[Start Source extract]
Mackey-Glass: This dataset is generated by non-linear time-delayed differential equation modeling a chaotic system [22] (see (10)). It is widely used as a benchmark for time-series forecasting tasks. In this work, the parameters of the Mackey-Glass equation are set as \(\beta = 0.25, \gamma =0.1, \tau = 18,~\text{and}~ n=10\), whereas the number of the generated examples used in forecasting task with ESN is 4,000.
\begin{equation} \frac{dx}{dt} = \beta \frac{x(t-\tau)}{1+[x(t-\tau)]^n} - \gamma x(t) \end{equation}
(10)
NARMA10: The classical non-linear autoregressive moving average (NARMA) was introduced by Atiya and Parlos [2]. It represents a dynamical system that is difficult to model due to its non-linearity and long-term dependencies. In this work, 4,000 samples from the 10th order NARMA system are employed for the forecasting task. The system is defined by (11), where \(y(t)\) and \(s(t)\) respectively are the output and the input of the system at time t.
\begin{equation} \begin{aligned}&y(t+1) = 0.3y(t) + 0.05y(t)\sum \limits ^{9}_{t=0} y(t-i) + 1.5s(t-9)s(t)+0.1 \end{aligned} \end{equation}
(11)
All benchmark features are scaled to range between 0 and 1 so that they have the same interval as the reservoir and output neurons. Furthermore, the first 100 samples are allocated to the initial washout period.

5 Experimental Results and Discussion

5.1 Time-Series Forecasting

To quantify the performance of the proposed ESN memristor-based accelerator, time-series forecasting is evaluated using the weighted mean absolute percentage error (wMAPE) metric, which is given by (12). With weights (\(\varpi _i\)) set to unity, the wMAPE can determine the average difference between the actual and predicted values while capturing the substantial fluctuations in magnitude [23].
\begin{equation} wMAPE = \frac{\sum \nolimits ^{0.5 \times n_t}_{t=1} \varpi _i|y^{\lt t\gt } - \hat{y}^{\lt t\gt }|}{\sum \nolimits ^{0.5 \times n_t}_{t=1} \varpi _i|y^{\lt t\gt }|} \end{equation}
(12)
Figure 5(a) depicts the wMAPE of the software and the developed hardware model of the ESN when using the PJM energy dataset to predict the energy consumption of the load for the next 50 hours. It is evident that the wMAPE, which is recorded every time 250 samples are introduced to the network, starts with a high value and then gradually degrades over time as the network learns and captures short- and long-term dependencies. In the absence of the regularization term in the learning equation, it appears that the network takes a longer time to adapt. Furthermore, the network struggles to re-adapt when there is a major change in input patterns. When it comes to the developed hardware model, which uses regularization, a similar trend as the software model has been observed. However, one may notice that there is a gap in performance (\(\sim\)3.9%) between the software and hardware model, which can attributed to several reasons. Among these are the non-idealities of memristor devices, limited precision of the ADC used when modulating the conductance of the memristors, and undesired leakage in the S/H circuit leading to a drop in the stored charges.
[End Source extract]
## Problem 1
Reproduce the stretch of the benchmark excerpt from "All benchmark features" through "in magnitude [23]." word for word.
The listing that follows the benchmark excerpt is unrelated to it.
[Start Data to process]
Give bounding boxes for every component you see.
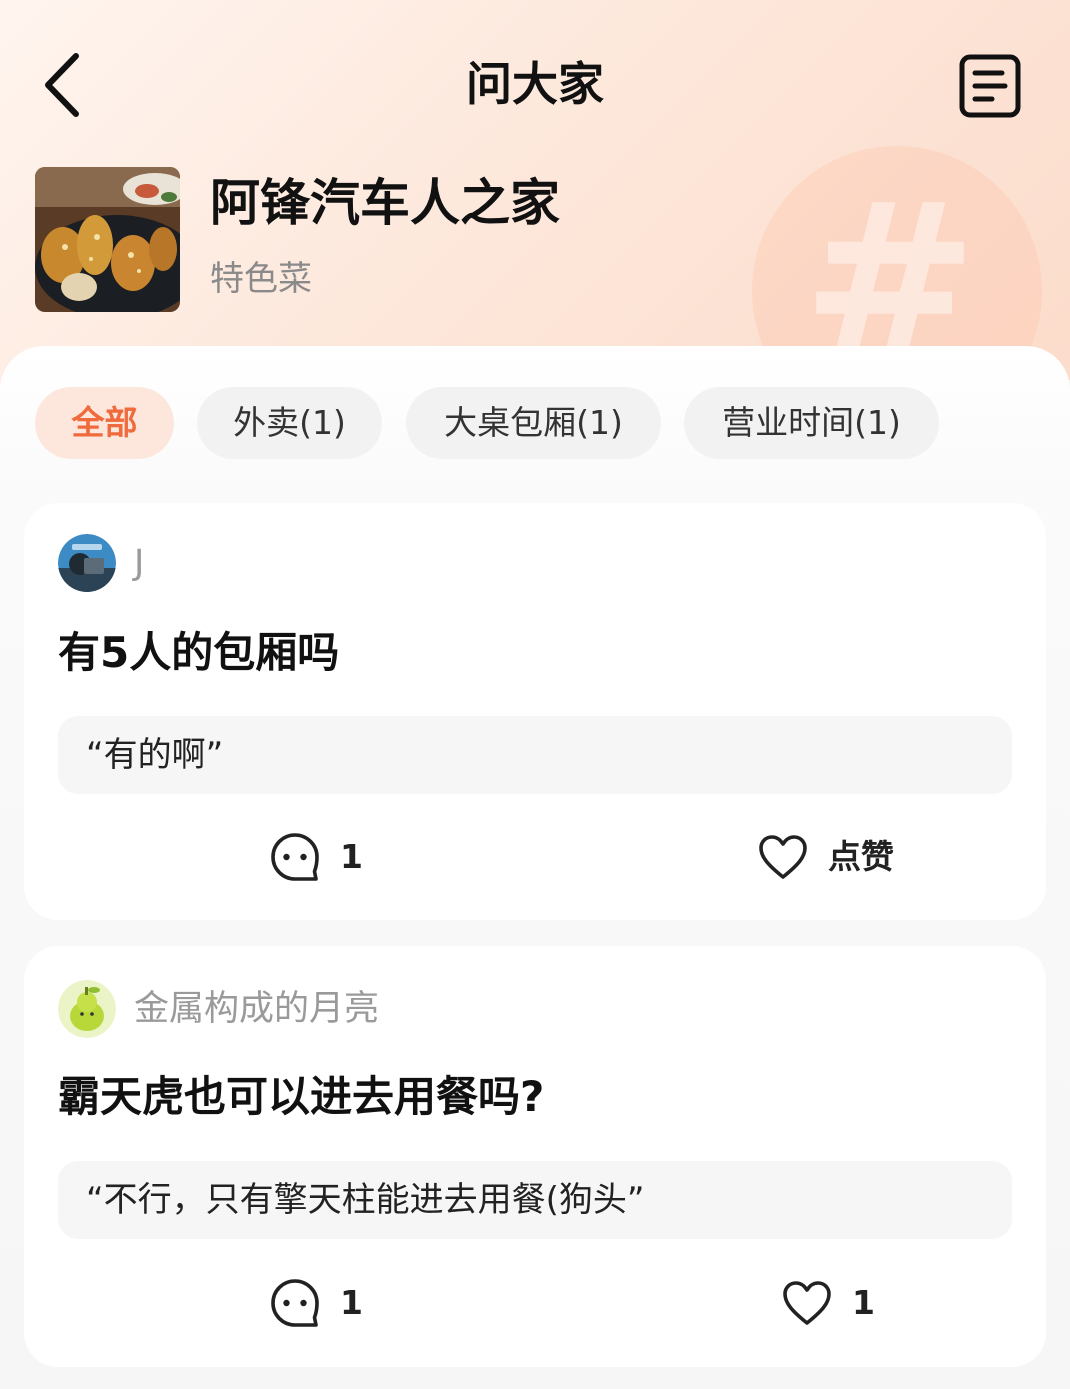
like-label: 点赞 (828, 837, 894, 876)
avatar[interactable] (58, 980, 116, 1038)
list-document-icon (959, 54, 1021, 118)
avatar[interactable] (58, 534, 116, 592)
menu-button[interactable] (952, 48, 1028, 124)
shop-thumbnail[interactable] (35, 167, 180, 312)
username[interactable]: 金属构成的月亮 (134, 980, 379, 1038)
page-title: 问大家 (466, 57, 604, 111)
tab-private-room[interactable]: 大桌包厢(1) (406, 387, 661, 459)
shop-subtitle: 特色菜 (210, 259, 312, 299)
shop-name: 阿锋汽车人之家 (210, 174, 560, 232)
heart-icon (783, 1281, 831, 1325)
heart-icon (759, 835, 807, 879)
question-text[interactable]: 霸天虎也可以进去用餐吗? (58, 1067, 544, 1127)
username[interactable]: J (134, 534, 144, 592)
comment-icon (271, 1279, 319, 1327)
chevron-left-icon (45, 53, 79, 117)
tab-all[interactable]: 全部 (35, 387, 174, 459)
answer-preview[interactable]: “不行，只有擎天柱能进去用餐(狗头” (58, 1161, 1012, 1239)
comment-button[interactable]: 1 (270, 829, 363, 885)
answer-preview[interactable]: “有的啊” (58, 716, 1012, 794)
like-button[interactable]: 点赞 (758, 829, 894, 885)
comment-count: 1 (340, 1283, 363, 1322)
comment-count: 1 (340, 837, 363, 876)
comment-button[interactable]: 1 (270, 1275, 363, 1331)
tab-business-hours[interactable]: 营业时间(1) (684, 387, 939, 459)
question-card[interactable]: 金属构成的月亮 霸天虎也可以进去用餐吗? “不行，只有擎天柱能进去用餐(狗头” … (24, 946, 1046, 1367)
tab-takeout[interactable]: 外卖(1) (197, 387, 382, 459)
back-button[interactable] (30, 50, 94, 120)
like-button[interactable]: 1 (782, 1275, 875, 1331)
question-text[interactable]: 有5人的包厢吗 (58, 623, 339, 683)
question-card[interactable]: J 有5人的包厢吗 “有的啊” 1 点赞 (24, 503, 1046, 920)
comment-icon (271, 833, 319, 881)
like-count: 1 (852, 1283, 875, 1322)
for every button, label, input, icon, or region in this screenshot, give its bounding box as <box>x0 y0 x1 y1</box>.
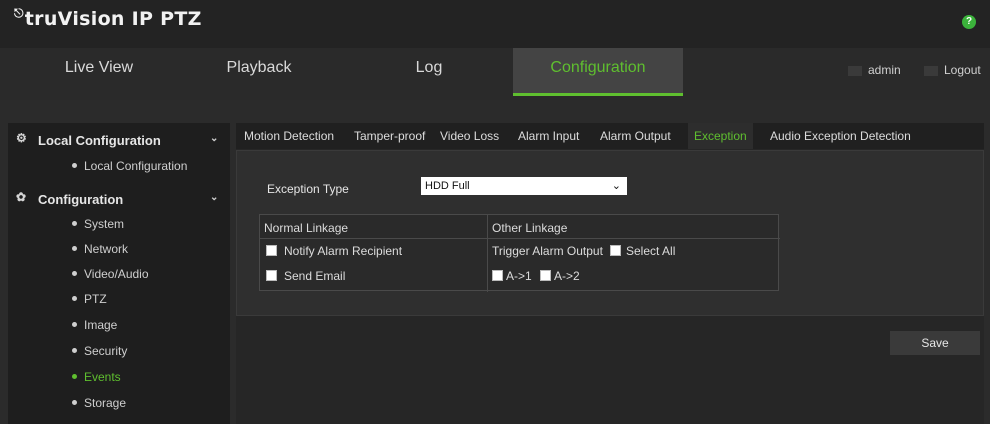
sidebar-section-local-configuration[interactable]: ⚙ Local Configuration ⌄ <box>8 127 230 153</box>
bullet-icon <box>72 246 77 251</box>
user-menu[interactable]: admin <box>848 63 901 77</box>
nav-tab-live-view[interactable]: Live View <box>14 48 184 100</box>
sidebar-item-video-audio[interactable]: Video/Audio <box>8 262 230 286</box>
main-nav: Live View Playback Log Configuration <box>0 48 990 100</box>
send-email-checkbox[interactable] <box>266 270 277 281</box>
bullet-icon <box>72 322 77 327</box>
tab-alarm-input[interactable]: Alarm Input <box>512 123 585 149</box>
exception-type-label: Exception Type <box>267 182 349 196</box>
exception-type-value: HDD Full <box>425 180 470 192</box>
sidebar-item-label: Video/Audio <box>84 267 149 281</box>
main-panel: Motion Detection Tamper-proof Video Loss… <box>236 123 984 424</box>
chevron-down-icon: ⌄ <box>210 133 219 144</box>
sidebar-item-network[interactable]: Network <box>8 237 230 261</box>
tab-motion-detection[interactable]: Motion Detection <box>238 123 340 149</box>
linkage-table: Normal Linkage Other Linkage Notify Alar… <box>259 214 780 292</box>
sidebar-item-label: Local Configuration <box>84 159 188 173</box>
bullet-icon <box>72 221 77 226</box>
send-email-label: Send Email <box>284 269 346 283</box>
normal-linkage-header: Normal Linkage <box>264 221 349 235</box>
nav-tab-configuration[interactable]: Configuration <box>513 48 683 96</box>
user-name: admin <box>868 63 901 77</box>
sidebar-section-label: Local Configuration <box>38 133 161 148</box>
gear-icon: ⚙ <box>16 131 27 145</box>
sidebar-item-system[interactable]: System <box>8 212 230 236</box>
tab-alarm-output[interactable]: Alarm Output <box>594 123 677 149</box>
select-all-checkbox[interactable] <box>610 245 621 256</box>
sidebar-item-label: Security <box>84 344 128 358</box>
logout-icon <box>924 65 938 76</box>
output-a2-checkbox[interactable] <box>540 270 551 281</box>
sidebar-item-label: System <box>84 217 125 231</box>
output-a2-label: A->2 <box>554 269 580 283</box>
sidebar-item-label: Events <box>84 370 121 384</box>
tab-tamper-proof[interactable]: Tamper-proof <box>348 123 431 149</box>
other-linkage-header: Other Linkage <box>492 221 568 235</box>
exception-type-select[interactable]: HDD Full ⌄ <box>421 177 627 195</box>
nav-tab-log[interactable]: Log <box>344 48 514 100</box>
user-icon <box>848 65 862 76</box>
tab-exception[interactable]: Exception <box>688 123 753 149</box>
sidebar-item-storage[interactable]: Storage <box>8 391 230 415</box>
logo: ⎋truVision IP PTZ <box>14 6 202 30</box>
sidebar-item-image[interactable]: Image <box>8 313 230 337</box>
chevron-down-icon: ⌄ <box>611 180 621 192</box>
notify-alarm-recipient-checkbox[interactable] <box>266 245 277 256</box>
sidebar-item-label: Storage <box>84 396 127 410</box>
logout-label: Logout <box>944 63 981 77</box>
tab-video-loss[interactable]: Video Loss <box>434 123 505 149</box>
sidebar-item-security[interactable]: Security <box>8 339 230 363</box>
wrench-icon: ✿ <box>16 190 27 204</box>
sidebar-item-label: PTZ <box>84 292 107 306</box>
chevron-down-icon: ⌄ <box>210 192 219 203</box>
sidebar-item-label: Image <box>84 318 118 332</box>
logout-button[interactable]: Logout <box>924 63 981 77</box>
tab-audio-exception-detection[interactable]: Audio Exception Detection <box>764 123 917 149</box>
sidebar-section-label: Configuration <box>38 192 124 207</box>
event-subtabs: Motion Detection Tamper-proof Video Loss… <box>236 123 984 149</box>
sidebar-item-ptz[interactable]: PTZ <box>8 287 230 311</box>
save-button[interactable]: Save <box>890 331 980 355</box>
bullet-icon <box>72 271 77 276</box>
bullet-icon <box>72 296 77 301</box>
output-a1-checkbox[interactable] <box>492 270 503 281</box>
notify-alarm-recipient-label: Notify Alarm Recipient <box>284 244 403 258</box>
top-bar: ⎋truVision IP PTZ ? <box>0 0 990 48</box>
bullet-icon <box>72 400 77 405</box>
select-all-label: Select All <box>626 244 676 258</box>
exception-form: Exception Type HDD Full ⌄ Normal Linkage… <box>236 150 984 316</box>
bullet-icon <box>72 374 77 379</box>
divider <box>487 215 488 292</box>
help-icon[interactable]: ? <box>962 15 976 29</box>
bullet-icon <box>72 163 77 168</box>
sidebar-section-configuration[interactable]: ✿ Configuration ⌄ <box>8 186 230 212</box>
output-a1-label: A->1 <box>506 269 532 283</box>
sidebar-item-events[interactable]: Events <box>8 365 230 389</box>
trigger-alarm-output-label: Trigger Alarm Output <box>492 244 603 258</box>
logo-text: truVision IP PTZ <box>24 8 202 30</box>
sidebar-item-label: Network <box>84 242 129 256</box>
sidebar: ⚙ Local Configuration ⌄ Local Configurat… <box>8 123 230 424</box>
bullet-icon <box>72 348 77 353</box>
sidebar-item-local-configuration[interactable]: Local Configuration <box>8 154 230 178</box>
nav-tab-playback[interactable]: Playback <box>174 48 344 100</box>
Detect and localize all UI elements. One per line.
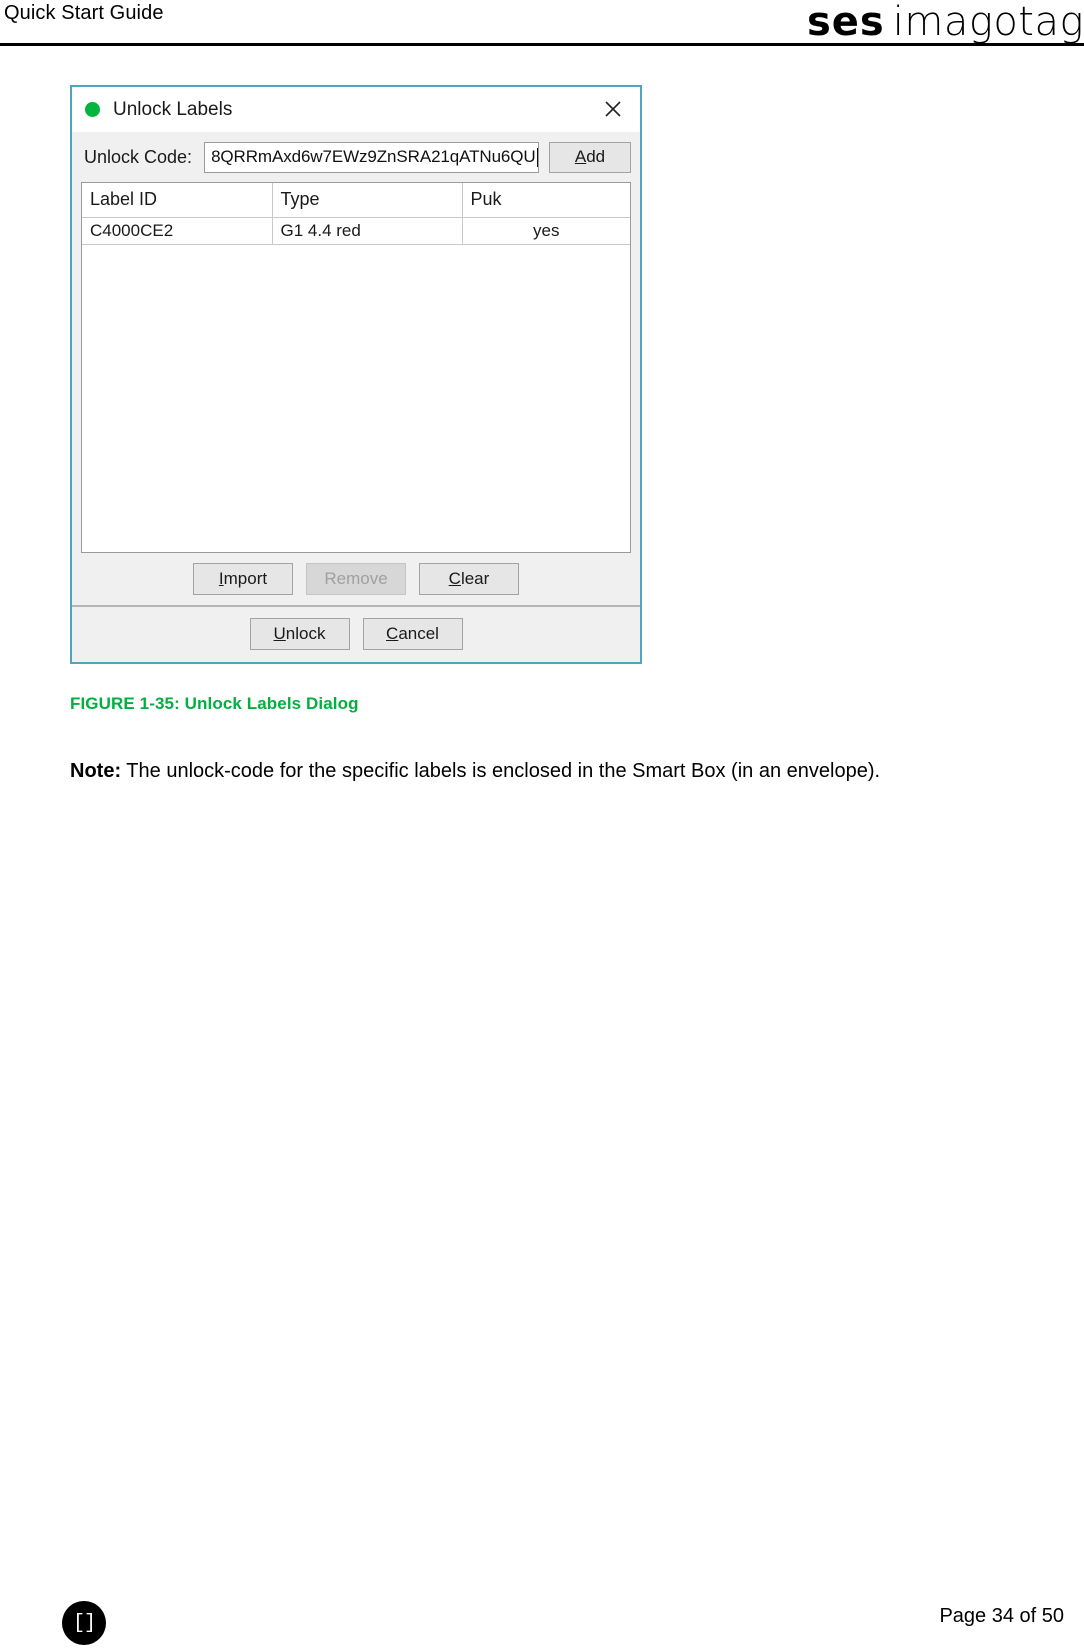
[End Data to process]
## Problem 2
From the listing, write out the stretch from the line containing "sidebar-section-local-configuration[interactable]: ⚙ Local" through the line containing "bullet-icon <box>72 322 77 327</box>", both ends included, unchanged.

## Correct result 1
All benchmark features are scaled to range between 0 and 1 so that they have the same interval as the reservoir and output neurons. Furthermore, the first 100 samples are allocated to the initial washout period.

5 Experimental Results and Discussion

5.1 Time-Series Forecasting

To quantify the performance of the proposed ESN memristor-based accelerator, time-series forecasting is evaluated using the weighted mean absolute percentage error (wMAPE) metric, which is given by (12). With weights (\(\varpi _i\)) set to unity, the wMAPE can determine the average difference between the actual and predicted values while capturing the substantial fluctuations in magnitude [23].

## Correct result 2
sidebar-section-local-configuration[interactable]: ⚙ Local Configuration ⌄ <box>8 127 230 153</box>
bullet-icon <box>72 246 77 251</box>
user-menu[interactable]: admin <box>848 63 901 77</box>
nav-tab-live-view[interactable]: Live View <box>14 48 184 100</box>
sidebar-item-video-audio[interactable]: Video/Audio <box>8 262 230 286</box>
main-nav: Live View Playback Log Configuration <box>0 48 990 100</box>
send-email-checkbox[interactable] <box>266 270 277 281</box>
bullet-icon <box>72 322 77 327</box>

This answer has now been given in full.